> _EXERCISE INPUT_:
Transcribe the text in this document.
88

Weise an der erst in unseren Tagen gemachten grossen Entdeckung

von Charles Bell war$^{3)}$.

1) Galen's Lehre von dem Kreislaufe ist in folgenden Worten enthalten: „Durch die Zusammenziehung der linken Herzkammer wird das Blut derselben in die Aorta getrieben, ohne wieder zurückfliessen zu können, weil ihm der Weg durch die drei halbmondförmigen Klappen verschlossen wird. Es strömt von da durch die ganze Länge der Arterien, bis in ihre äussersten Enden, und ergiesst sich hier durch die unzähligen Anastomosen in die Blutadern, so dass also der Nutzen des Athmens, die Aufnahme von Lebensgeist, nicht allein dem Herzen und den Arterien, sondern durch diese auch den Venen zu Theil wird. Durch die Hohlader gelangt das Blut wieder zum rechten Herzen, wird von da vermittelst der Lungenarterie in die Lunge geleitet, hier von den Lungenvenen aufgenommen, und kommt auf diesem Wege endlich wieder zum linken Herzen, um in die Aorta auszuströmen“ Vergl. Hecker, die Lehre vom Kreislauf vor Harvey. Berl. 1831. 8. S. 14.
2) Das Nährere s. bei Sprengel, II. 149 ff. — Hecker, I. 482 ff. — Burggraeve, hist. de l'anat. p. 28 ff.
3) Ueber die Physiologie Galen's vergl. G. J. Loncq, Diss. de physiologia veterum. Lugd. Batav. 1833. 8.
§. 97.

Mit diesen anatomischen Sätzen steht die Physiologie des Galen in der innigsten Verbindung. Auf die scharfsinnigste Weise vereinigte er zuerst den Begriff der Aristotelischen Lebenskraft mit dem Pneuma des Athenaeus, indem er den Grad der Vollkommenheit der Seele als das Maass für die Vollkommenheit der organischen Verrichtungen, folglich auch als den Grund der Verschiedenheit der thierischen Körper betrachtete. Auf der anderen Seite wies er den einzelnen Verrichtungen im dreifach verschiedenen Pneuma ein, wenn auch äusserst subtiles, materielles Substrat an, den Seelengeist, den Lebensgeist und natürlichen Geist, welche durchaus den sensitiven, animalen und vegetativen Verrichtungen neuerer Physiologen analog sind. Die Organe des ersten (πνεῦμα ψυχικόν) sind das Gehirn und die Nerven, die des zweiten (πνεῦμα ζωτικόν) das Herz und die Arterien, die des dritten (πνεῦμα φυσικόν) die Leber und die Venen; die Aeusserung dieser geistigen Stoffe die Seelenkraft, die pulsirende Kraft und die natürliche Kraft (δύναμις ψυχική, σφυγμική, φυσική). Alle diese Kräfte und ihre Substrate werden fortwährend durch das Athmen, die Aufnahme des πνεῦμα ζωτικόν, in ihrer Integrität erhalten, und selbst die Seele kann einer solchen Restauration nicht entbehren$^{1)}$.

> _BRIEF_: Now that the records have been shown, restate each one word for word.

> _EXPECTED ANSWER_:
Transcribe the text in this document.
88

Weise an der erst in unseren Tagen gemachten grossen Entdeckung

von Charles Bell war$^{3)}$.

1) Galen's Lehre von dem Kreislaufe ist in folgenden Worten enthalten: „Durch die Zusammenziehung der linken Herzkammer wird das Blut derselben in die Aorta getrieben, ohne wieder zurückfliessen zu können, weil ihm der Weg durch die drei halbmondförmigen Klappen verschlossen wird. Es strömt von da durch die ganze Länge der Arterien, bis in ihre äussersten Enden, und ergiesst sich hier durch die unzähligen Anastomosen in die Blutadern, so dass also der Nutzen des Athmens, die Aufnahme von Lebensgeist, nicht allein dem Herzen und den Arterien, sondern durch diese auch den Venen zu Theil wird. Durch die Hohlader gelangt das Blut wieder zum rechten Herzen, wird von da vermittelst der Lungenarterie in die Lunge geleitet, hier von den Lungenvenen aufgenommen, und kommt auf diesem Wege endlich wieder zum linken Herzen, um in die Aorta auszuströmen“ Vergl. Hecker, die Lehre vom Kreislauf vor Harvey. Berl. 1831. 8. S. 14.
2) Das Nährere s. bei Sprengel, II. 149 ff. — Hecker, I. 482 ff. — Burggraeve, hist. de l'anat. p. 28 ff.
3) Ueber die Physiologie Galen's vergl. G. J. Loncq, Diss. de physiologia veterum. Lugd. Batav. 1833. 8.
§. 97.

Mit diesen anatomischen Sätzen steht die Physiologie des Galen in der innigsten Verbindung. Auf die scharfsinnigste Weise vereinigte er zuerst den Begriff der Aristotelischen Lebenskraft mit dem Pneuma des Athenaeus, indem er den Grad der Vollkommenheit der Seele als das Maass für die Vollkommenheit der organischen Verrichtungen, folglich auch als den Grund der Verschiedenheit der thierischen Körper betrachtete. Auf der anderen Seite wies er den einzelnen Verrichtungen im dreifach verschiedenen Pneuma ein, wenn auch äusserst subtiles, materielles Substrat an, den Seelengeist, den Lebensgeist und natürlichen Geist, welche durchaus den sensitiven, animalen und vegetativen Verrichtungen neuerer Physiologen analog sind. Die Organe des ersten (πνεῦμα ψυχικόν) sind das Gehirn und die Nerven, die des zweiten (πνεῦμα ζωτικόν) das Herz und die Arterien, die des dritten (πνεῦμα φυσικόν) die Leber und die Venen; die Aeusserung dieser geistigen Stoffe die Seelenkraft, die pulsirende Kraft und die natürliche Kraft (δύναμις ψυχική, σφυγμική, φυσική). Alle diese Kräfte und ihre Substrate werden fortwährend durch das Athmen, die Aufnahme des πνεῦμα ζωτικόν, in ihrer Integrität erhalten, und selbst die Seele kann einer solchen Restauration nicht entbehren$^{1)}$.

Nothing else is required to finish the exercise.